** start Material provided **

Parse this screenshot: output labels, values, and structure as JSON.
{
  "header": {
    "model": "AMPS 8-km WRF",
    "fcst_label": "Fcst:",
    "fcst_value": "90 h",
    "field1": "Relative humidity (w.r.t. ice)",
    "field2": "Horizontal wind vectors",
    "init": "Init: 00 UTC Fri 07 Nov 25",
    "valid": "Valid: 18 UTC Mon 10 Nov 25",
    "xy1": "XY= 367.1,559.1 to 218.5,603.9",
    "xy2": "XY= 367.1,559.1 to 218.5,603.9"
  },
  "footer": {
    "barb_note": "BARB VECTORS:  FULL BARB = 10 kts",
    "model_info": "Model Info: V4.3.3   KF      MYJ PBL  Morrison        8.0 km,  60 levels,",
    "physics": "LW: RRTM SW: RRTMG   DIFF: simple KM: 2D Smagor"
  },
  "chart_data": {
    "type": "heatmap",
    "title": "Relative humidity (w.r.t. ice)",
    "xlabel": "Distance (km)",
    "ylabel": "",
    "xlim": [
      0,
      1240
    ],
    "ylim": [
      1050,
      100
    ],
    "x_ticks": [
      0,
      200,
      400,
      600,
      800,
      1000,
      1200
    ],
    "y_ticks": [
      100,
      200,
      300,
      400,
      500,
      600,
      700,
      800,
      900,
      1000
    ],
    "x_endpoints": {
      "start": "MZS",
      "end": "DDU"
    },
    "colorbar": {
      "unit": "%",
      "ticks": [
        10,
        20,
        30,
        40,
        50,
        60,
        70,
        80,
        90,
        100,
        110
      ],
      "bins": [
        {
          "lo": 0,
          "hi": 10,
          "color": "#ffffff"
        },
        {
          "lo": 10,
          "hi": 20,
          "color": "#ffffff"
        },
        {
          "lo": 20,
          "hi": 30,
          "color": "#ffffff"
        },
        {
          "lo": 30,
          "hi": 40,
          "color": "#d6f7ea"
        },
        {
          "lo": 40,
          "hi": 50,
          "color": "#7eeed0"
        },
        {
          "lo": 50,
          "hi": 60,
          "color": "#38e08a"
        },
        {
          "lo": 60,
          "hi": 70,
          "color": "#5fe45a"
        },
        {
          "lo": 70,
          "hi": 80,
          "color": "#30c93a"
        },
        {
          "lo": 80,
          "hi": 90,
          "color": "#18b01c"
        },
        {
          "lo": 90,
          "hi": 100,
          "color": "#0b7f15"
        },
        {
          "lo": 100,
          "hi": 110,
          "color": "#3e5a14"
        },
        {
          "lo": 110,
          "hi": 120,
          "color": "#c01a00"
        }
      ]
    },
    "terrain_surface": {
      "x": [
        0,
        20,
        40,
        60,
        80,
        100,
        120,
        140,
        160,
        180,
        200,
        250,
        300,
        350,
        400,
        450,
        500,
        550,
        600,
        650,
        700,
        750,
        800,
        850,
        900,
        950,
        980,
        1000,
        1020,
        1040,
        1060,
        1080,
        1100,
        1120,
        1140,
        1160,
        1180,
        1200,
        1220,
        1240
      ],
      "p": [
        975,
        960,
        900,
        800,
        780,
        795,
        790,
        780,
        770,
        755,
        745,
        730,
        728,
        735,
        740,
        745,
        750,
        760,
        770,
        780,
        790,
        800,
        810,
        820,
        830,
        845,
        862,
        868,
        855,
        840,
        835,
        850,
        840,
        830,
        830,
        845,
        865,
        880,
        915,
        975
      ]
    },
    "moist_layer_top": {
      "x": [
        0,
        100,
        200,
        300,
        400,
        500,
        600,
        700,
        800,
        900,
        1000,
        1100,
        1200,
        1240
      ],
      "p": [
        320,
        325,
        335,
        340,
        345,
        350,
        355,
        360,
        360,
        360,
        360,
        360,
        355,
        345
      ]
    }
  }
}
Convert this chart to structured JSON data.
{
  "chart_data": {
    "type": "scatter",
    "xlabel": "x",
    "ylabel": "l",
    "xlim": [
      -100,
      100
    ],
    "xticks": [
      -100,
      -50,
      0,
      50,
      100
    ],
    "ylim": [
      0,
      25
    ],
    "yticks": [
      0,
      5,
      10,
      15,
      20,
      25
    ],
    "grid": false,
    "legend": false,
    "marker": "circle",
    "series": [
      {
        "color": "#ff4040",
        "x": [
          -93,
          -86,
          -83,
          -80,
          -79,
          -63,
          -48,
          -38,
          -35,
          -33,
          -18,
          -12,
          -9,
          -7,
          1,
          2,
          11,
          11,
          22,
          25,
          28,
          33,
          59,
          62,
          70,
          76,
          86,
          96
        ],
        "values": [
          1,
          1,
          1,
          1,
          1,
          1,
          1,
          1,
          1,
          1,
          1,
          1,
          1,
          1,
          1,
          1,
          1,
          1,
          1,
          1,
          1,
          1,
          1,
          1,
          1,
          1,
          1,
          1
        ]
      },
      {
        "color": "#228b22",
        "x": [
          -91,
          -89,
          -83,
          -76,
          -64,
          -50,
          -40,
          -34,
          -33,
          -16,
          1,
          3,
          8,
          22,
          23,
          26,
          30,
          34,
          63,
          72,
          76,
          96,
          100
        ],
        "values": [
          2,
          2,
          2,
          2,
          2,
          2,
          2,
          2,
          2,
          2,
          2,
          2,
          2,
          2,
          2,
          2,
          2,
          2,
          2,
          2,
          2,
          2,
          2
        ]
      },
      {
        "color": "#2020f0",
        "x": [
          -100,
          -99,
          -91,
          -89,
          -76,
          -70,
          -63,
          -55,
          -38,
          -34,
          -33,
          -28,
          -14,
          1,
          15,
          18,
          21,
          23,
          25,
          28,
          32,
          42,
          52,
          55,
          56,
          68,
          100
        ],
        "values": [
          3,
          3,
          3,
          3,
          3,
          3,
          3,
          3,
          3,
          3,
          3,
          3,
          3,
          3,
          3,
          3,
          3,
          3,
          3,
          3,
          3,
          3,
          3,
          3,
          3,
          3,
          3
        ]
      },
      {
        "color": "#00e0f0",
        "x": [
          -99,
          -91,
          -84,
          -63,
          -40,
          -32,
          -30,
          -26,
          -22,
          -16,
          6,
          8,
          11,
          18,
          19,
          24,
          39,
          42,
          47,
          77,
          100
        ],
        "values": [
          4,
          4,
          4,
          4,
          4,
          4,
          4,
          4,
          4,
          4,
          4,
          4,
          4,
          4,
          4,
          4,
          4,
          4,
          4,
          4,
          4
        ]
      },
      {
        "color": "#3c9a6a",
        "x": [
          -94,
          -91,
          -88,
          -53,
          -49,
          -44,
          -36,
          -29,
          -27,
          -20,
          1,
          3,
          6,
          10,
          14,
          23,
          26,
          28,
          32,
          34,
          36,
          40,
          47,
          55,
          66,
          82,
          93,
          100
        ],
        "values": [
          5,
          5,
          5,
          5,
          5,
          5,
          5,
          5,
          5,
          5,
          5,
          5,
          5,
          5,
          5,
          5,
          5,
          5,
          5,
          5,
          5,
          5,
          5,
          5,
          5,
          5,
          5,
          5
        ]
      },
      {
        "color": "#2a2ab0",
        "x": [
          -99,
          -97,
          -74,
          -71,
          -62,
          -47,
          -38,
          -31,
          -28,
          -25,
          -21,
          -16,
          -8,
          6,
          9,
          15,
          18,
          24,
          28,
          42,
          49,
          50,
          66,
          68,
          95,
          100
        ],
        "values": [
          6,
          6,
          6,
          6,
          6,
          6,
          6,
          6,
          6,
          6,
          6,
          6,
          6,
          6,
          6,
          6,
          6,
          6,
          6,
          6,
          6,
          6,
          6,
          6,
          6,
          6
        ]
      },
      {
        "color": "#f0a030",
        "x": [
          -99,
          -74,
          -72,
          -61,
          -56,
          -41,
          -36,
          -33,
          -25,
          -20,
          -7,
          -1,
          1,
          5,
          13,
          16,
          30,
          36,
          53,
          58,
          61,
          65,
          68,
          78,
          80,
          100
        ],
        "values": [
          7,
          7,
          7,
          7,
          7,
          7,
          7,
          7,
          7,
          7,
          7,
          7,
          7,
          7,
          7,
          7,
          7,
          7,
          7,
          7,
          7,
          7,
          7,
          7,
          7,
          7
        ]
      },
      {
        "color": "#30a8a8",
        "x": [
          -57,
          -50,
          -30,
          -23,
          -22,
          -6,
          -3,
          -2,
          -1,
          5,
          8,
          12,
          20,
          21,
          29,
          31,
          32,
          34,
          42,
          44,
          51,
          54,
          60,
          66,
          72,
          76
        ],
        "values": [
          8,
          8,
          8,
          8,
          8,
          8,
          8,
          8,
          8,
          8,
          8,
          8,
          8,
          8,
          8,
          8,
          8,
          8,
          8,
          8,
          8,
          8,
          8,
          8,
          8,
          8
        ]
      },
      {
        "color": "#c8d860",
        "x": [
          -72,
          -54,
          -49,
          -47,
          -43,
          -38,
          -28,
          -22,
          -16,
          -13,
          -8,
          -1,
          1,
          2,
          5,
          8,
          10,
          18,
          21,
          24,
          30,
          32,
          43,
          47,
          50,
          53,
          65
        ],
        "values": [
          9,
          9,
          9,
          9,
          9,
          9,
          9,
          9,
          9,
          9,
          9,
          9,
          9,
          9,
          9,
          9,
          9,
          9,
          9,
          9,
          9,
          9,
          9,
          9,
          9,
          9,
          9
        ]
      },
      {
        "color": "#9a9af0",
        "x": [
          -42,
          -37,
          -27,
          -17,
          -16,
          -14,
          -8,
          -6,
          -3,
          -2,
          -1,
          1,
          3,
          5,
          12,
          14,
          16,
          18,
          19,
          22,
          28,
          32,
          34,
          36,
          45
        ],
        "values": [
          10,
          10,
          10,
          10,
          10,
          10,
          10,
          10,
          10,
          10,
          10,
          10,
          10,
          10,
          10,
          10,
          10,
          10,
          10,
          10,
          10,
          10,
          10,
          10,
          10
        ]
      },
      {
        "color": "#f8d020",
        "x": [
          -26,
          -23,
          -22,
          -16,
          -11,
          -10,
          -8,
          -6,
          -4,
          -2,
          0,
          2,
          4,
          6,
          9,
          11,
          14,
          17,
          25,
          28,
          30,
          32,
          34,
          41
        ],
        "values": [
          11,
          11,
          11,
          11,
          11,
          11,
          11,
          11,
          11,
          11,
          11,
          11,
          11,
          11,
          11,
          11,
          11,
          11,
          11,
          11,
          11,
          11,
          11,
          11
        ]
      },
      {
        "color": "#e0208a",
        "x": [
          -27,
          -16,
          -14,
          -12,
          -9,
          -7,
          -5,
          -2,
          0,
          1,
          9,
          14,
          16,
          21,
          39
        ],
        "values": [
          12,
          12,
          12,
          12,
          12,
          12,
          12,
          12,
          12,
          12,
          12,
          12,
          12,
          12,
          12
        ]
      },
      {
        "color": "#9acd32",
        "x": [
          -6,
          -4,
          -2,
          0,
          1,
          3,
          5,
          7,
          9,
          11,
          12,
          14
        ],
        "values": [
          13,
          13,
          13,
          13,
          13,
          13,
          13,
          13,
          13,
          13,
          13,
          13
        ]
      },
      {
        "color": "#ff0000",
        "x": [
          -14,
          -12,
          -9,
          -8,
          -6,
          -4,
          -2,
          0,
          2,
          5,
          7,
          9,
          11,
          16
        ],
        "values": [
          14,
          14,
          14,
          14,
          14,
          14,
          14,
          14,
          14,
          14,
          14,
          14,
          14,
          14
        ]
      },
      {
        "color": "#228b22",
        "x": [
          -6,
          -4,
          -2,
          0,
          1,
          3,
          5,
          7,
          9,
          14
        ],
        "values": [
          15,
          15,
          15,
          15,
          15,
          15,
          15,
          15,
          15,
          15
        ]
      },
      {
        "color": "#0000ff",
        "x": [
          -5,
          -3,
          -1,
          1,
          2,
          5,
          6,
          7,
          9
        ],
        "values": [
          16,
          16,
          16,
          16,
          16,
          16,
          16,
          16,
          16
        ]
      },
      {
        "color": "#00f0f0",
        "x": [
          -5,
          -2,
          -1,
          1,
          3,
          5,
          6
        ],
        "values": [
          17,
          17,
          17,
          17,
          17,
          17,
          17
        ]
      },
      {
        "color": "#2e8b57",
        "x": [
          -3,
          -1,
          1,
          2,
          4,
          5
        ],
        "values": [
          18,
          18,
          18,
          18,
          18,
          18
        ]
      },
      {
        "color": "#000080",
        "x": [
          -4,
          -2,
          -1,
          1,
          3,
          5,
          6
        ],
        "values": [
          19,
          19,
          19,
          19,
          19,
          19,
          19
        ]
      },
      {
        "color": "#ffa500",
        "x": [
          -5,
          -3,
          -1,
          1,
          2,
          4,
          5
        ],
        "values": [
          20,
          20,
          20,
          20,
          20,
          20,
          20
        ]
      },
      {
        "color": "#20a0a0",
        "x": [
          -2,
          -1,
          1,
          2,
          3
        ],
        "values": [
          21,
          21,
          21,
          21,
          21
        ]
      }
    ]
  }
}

** end Material provided **

Problem details: List each line holding the string "JSON".

Output below:
Parse this screenshot: output labels, values, and structure as JSON.
Convert this chart to structured JSON data.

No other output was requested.